■ **REQUIRED WORK**
Without including the pictures, copy out every line below.

■ **SUPPLIED MATERIAL**
※

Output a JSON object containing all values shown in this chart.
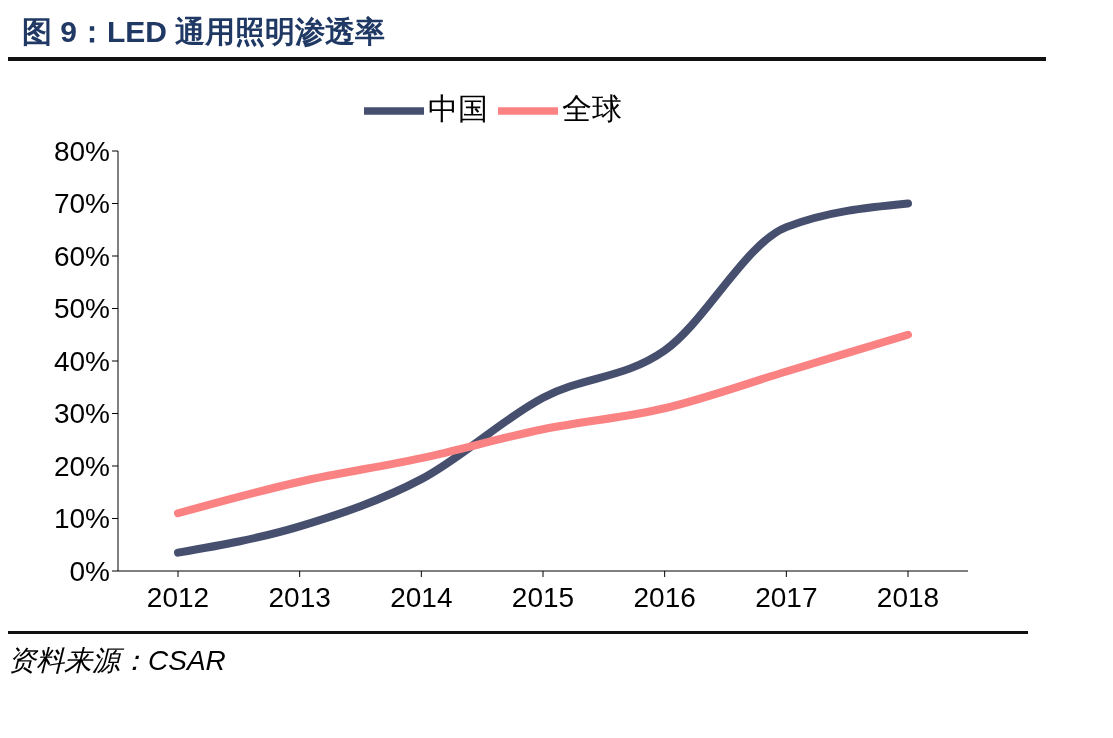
{
  "chart_data": {
    "type": "line",
    "title": "图 9：LED 通用照明渗透率",
    "categories": [
      "2012",
      "2013",
      "2014",
      "2015",
      "2016",
      "2017",
      "2018"
    ],
    "series": [
      {
        "name": "中国",
        "color": "#474f6f",
        "values": [
          3.5,
          8.5,
          17.5,
          33,
          42,
          65.5,
          70
        ]
      },
      {
        "name": "全球",
        "color": "#fa8282",
        "values": [
          11,
          17,
          21.5,
          27,
          31,
          38,
          45
        ]
      }
    ],
    "ylim": [
      0,
      80
    ],
    "yticks": [
      {
        "value": 0,
        "label": "0%"
      },
      {
        "value": 10,
        "label": "10%"
      },
      {
        "value": 20,
        "label": "20%"
      },
      {
        "value": 30,
        "label": "30%"
      },
      {
        "value": 40,
        "label": "40%"
      },
      {
        "value": 50,
        "label": "50%"
      },
      {
        "value": 60,
        "label": "60%"
      },
      {
        "value": 70,
        "label": "70%"
      },
      {
        "value": 80,
        "label": "80%"
      }
    ],
    "grid": false,
    "legend": "top",
    "marker": "none",
    "line_style": "solid",
    "annotations": [
      "资料来源：CSAR"
    ]
  }
}
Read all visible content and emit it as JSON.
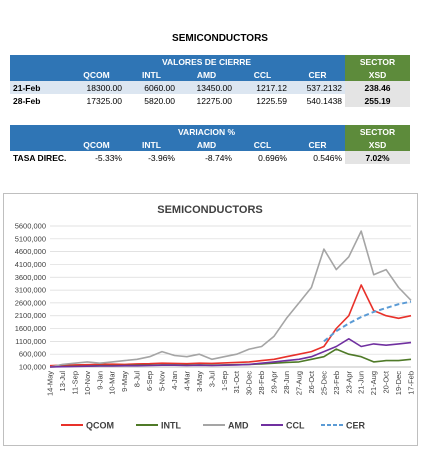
{
  "header": {
    "title": "SEMICONDUCTORS"
  },
  "table1": {
    "group": "VALORES DE CIERRE",
    "sector": "SECTOR",
    "columns": [
      "QCOM",
      "INTL",
      "AMD",
      "CCL",
      "CER",
      "XSD"
    ],
    "rows": [
      [
        "21-Feb",
        "18300.00",
        "6060.00",
        "13450.00",
        "1217.12",
        "537.2132",
        "238.46"
      ],
      [
        "28-Feb",
        "17325.00",
        "5820.00",
        "12275.00",
        "1225.59",
        "540.1438",
        "255.19"
      ]
    ]
  },
  "table2": {
    "group": "VARIACION %",
    "sector": "SECTOR",
    "columns": [
      "QCOM",
      "INTL",
      "AMD",
      "CCL",
      "CER",
      "XSD"
    ],
    "rows": [
      [
        "TASA DIREC.",
        "-5.33%",
        "-3.96%",
        "-8.74%",
        "0.696%",
        "0.546%",
        "7.02%"
      ]
    ]
  },
  "chart_data": {
    "type": "line",
    "title": "SEMICONDUCTORS",
    "categories": [
      "14-May",
      "13-Jul",
      "11-Sep",
      "10-Nov",
      "9-Jan",
      "10-Mar",
      "9-May",
      "8-Jul",
      "6-Sep",
      "5-Nov",
      "4-Jan",
      "4-Mar",
      "3-May",
      "3-Jul",
      "1-Sep",
      "31-Oct",
      "30-Dec",
      "28-Feb",
      "29-Apr",
      "28-Jun",
      "27-Aug",
      "26-Oct",
      "25-Dec",
      "23-Feb",
      "23-Apr",
      "21-Jun",
      "21-Aug",
      "20-Oct",
      "19-Dec",
      "17-Feb"
    ],
    "ylim": [
      100000,
      5600000
    ],
    "yticks": [
      {
        "value": 100000,
        "label": "100,000"
      },
      {
        "value": 600000,
        "label": "600,000"
      },
      {
        "value": 1100000,
        "label": "1100,000"
      },
      {
        "value": 1600000,
        "label": "1600,000"
      },
      {
        "value": 2100000,
        "label": "2100,000"
      },
      {
        "value": 2600000,
        "label": "2600,000"
      },
      {
        "value": 3100000,
        "label": "3100,000"
      },
      {
        "value": 3600000,
        "label": "3600,000"
      },
      {
        "value": 4100000,
        "label": "4100,000"
      },
      {
        "value": 4600000,
        "label": "4600,000"
      },
      {
        "value": 5100000,
        "label": "5100,000"
      },
      {
        "value": 5600000,
        "label": "5600,000"
      }
    ],
    "grid": true,
    "series": [
      {
        "name": "QCOM",
        "color": "#e8312a",
        "values": [
          150000,
          170000,
          180000,
          190000,
          200000,
          210000,
          200000,
          220000,
          230000,
          250000,
          240000,
          230000,
          250000,
          240000,
          260000,
          280000,
          300000,
          350000,
          400000,
          500000,
          600000,
          700000,
          900000,
          1600000,
          2100000,
          3300000,
          2300000,
          2100000,
          2000000,
          2100000
        ]
      },
      {
        "name": "INTL",
        "color": "#4f7a28",
        "values": [
          100000,
          120000,
          130000,
          140000,
          150000,
          150000,
          160000,
          170000,
          170000,
          180000,
          180000,
          170000,
          180000,
          170000,
          180000,
          190000,
          200000,
          220000,
          250000,
          280000,
          300000,
          400000,
          500000,
          800000,
          600000,
          500000,
          300000,
          350000,
          350000,
          400000
        ]
      },
      {
        "name": "AMD",
        "color": "#a5a5a5",
        "values": [
          100000,
          200000,
          250000,
          300000,
          250000,
          300000,
          350000,
          400000,
          500000,
          700000,
          550000,
          500000,
          600000,
          400000,
          500000,
          600000,
          800000,
          900000,
          1300000,
          2000000,
          2600000,
          3200000,
          4700000,
          3900000,
          4400000,
          5400000,
          3700000,
          3900000,
          3200000,
          2700000
        ]
      },
      {
        "name": "CCL",
        "color": "#7030a0",
        "values": [
          100000,
          110000,
          120000,
          130000,
          140000,
          140000,
          150000,
          150000,
          160000,
          170000,
          170000,
          160000,
          170000,
          160000,
          170000,
          180000,
          200000,
          250000,
          300000,
          350000,
          400000,
          500000,
          700000,
          900000,
          1200000,
          900000,
          1000000,
          950000,
          1000000,
          1050000
        ]
      },
      {
        "name": "CER",
        "color": "#5b9bd5",
        "dashed": true,
        "values": [
          null,
          null,
          null,
          null,
          null,
          null,
          null,
          null,
          null,
          null,
          null,
          null,
          null,
          null,
          null,
          null,
          null,
          null,
          null,
          null,
          null,
          null,
          1100000,
          1500000,
          1800000,
          2050000,
          2250000,
          2400000,
          2550000,
          2650000
        ]
      }
    ]
  }
}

※

■ **IN RESPONSE**
Output a JSON object containing all values shown in this chart.
{
  "chart_data": {
    "type": "line",
    "title": "图 9：LED 通用照明渗透率",
    "categories": [
      "2012",
      "2013",
      "2014",
      "2015",
      "2016",
      "2017",
      "2018"
    ],
    "series": [
      {
        "name": "中国",
        "color": "#474f6f",
        "values": [
          3.5,
          8.5,
          17.5,
          33,
          42,
          65.5,
          70
        ]
      },
      {
        "name": "全球",
        "color": "#fa8282",
        "values": [
          11,
          17,
          21.5,
          27,
          31,
          38,
          45
        ]
      }
    ],
    "ylim": [
      0,
      80
    ],
    "yticks": [
      {
        "value": 0,
        "label": "0%"
      },
      {
        "value": 10,
        "label": "10%"
      },
      {
        "value": 20,
        "label": "20%"
      },
      {
        "value": 30,
        "label": "30%"
      },
      {
        "value": 40,
        "label": "40%"
      },
      {
        "value": 50,
        "label": "50%"
      },
      {
        "value": 60,
        "label": "60%"
      },
      {
        "value": 70,
        "label": "70%"
      },
      {
        "value": 80,
        "label": "80%"
      }
    ],
    "grid": false,
    "legend": "top",
    "marker": "none",
    "line_style": "solid",
    "annotations": [
      "资料来源：CSAR"
    ]
  }
}
Read all visible content and emit it as JSON.
{
  "header": {
    "title": "SEMICONDUCTORS"
  },
  "table1": {
    "group": "VALORES DE CIERRE",
    "sector": "SECTOR",
    "columns": [
      "QCOM",
      "INTL",
      "AMD",
      "CCL",
      "CER",
      "XSD"
    ],
    "rows": [
      [
        "21-Feb",
        "18300.00",
        "6060.00",
        "13450.00",
        "1217.12",
        "537.2132",
        "238.46"
      ],
      [
        "28-Feb",
        "17325.00",
        "5820.00",
        "12275.00",
        "1225.59",
        "540.1438",
        "255.19"
      ]
    ]
  },
  "table2": {
    "group": "VARIACION %",
    "sector": "SECTOR",
    "columns": [
      "QCOM",
      "INTL",
      "AMD",
      "CCL",
      "CER",
      "XSD"
    ],
    "rows": [
      [
        "TASA DIREC.",
        "-5.33%",
        "-3.96%",
        "-8.74%",
        "0.696%",
        "0.546%",
        "7.02%"
      ]
    ]
  },
  "chart_data": {
    "type": "line",
    "title": "SEMICONDUCTORS",
    "categories": [
      "14-May",
      "13-Jul",
      "11-Sep",
      "10-Nov",
      "9-Jan",
      "10-Mar",
      "9-May",
      "8-Jul",
      "6-Sep",
      "5-Nov",
      "4-Jan",
      "4-Mar",
      "3-May",
      "3-Jul",
      "1-Sep",
      "31-Oct",
      "30-Dec",
      "28-Feb",
      "29-Apr",
      "28-Jun",
      "27-Aug",
      "26-Oct",
      "25-Dec",
      "23-Feb",
      "23-Apr",
      "21-Jun",
      "21-Aug",
      "20-Oct",
      "19-Dec",
      "17-Feb"
    ],
    "ylim": [
      100000,
      5600000
    ],
    "yticks": [
      {
        "value": 100000,
        "label": "100,000"
      },
      {
        "value": 600000,
        "label": "600,000"
      },
      {
        "value": 1100000,
        "label": "1100,000"
      },
      {
        "value": 1600000,
        "label": "1600,000"
      },
      {
        "value": 2100000,
        "label": "2100,000"
      },
      {
        "value": 2600000,
        "label": "2600,000"
      },
      {
        "value": 3100000,
        "label": "3100,000"
      },
      {
        "value": 3600000,
        "label": "3600,000"
      },
      {
        "value": 4100000,
        "label": "4100,000"
      },
      {
        "value": 4600000,
        "label": "4600,000"
      },
      {
        "value": 5100000,
        "label": "5100,000"
      },
      {
        "value": 5600000,
        "label": "5600,000"
      }
    ],
    "grid": true,
    "series": [
      {
        "name": "QCOM",
        "color": "#e8312a",
        "values": [
          150000,
          170000,
          180000,
          190000,
          200000,
          210000,
          200000,
          220000,
          230000,
          250000,
          240000,
          230000,
          250000,
          240000,
          260000,
          280000,
          300000,
          350000,
          400000,
          500000,
          600000,
          700000,
          900000,
          1600000,
          2100000,
          3300000,
          2300000,
          2100000,
          2000000,
          2100000
        ]
      },
      {
        "name": "INTL",
        "color": "#4f7a28",
        "values": [
          100000,
          120000,
          130000,
          140000,
          150000,
          150000,
          160000,
          170000,
          170000,
          180000,
          180000,
          170000,
          180000,
          170000,
          180000,
          190000,
          200000,
          220000,
          250000,
          280000,
          300000,
          400000,
          500000,
          800000,
          600000,
          500000,
          300000,
          350000,
          350000,
          400000
        ]
      },
      {
        "name": "AMD",
        "color": "#a5a5a5",
        "values": [
          100000,
          200000,
          250000,
          300000,
          250000,
          300000,
          350000,
          400000,
          500000,
          700000,
          550000,
          500000,
          600000,
          400000,
          500000,
          600000,
          800000,
          900000,
          1300000,
          2000000,
          2600000,
          3200000,
          4700000,
          3900000,
          4400000,
          5400000,
          3700000,
          3900000,
          3200000,
          2700000
        ]
      },
      {
        "name": "CCL",
        "color": "#7030a0",
        "values": [
          100000,
          110000,
          120000,
          130000,
          140000,
          140000,
          150000,
          150000,
          160000,
          170000,
          170000,
          160000,
          170000,
          160000,
          170000,
          180000,
          200000,
          250000,
          300000,
          350000,
          400000,
          500000,
          700000,
          900000,
          1200000,
          900000,
          1000000,
          950000,
          1000000,
          1050000
        ]
      },
      {
        "name": "CER",
        "color": "#5b9bd5",
        "dashed": true,
        "values": [
          null,
          null,
          null,
          null,
          null,
          null,
          null,
          null,
          null,
          null,
          null,
          null,
          null,
          null,
          null,
          null,
          null,
          null,
          null,
          null,
          null,
          null,
          1100000,
          1500000,
          1800000,
          2050000,
          2250000,
          2400000,
          2550000,
          2650000
        ]
      }
    ]
  }
}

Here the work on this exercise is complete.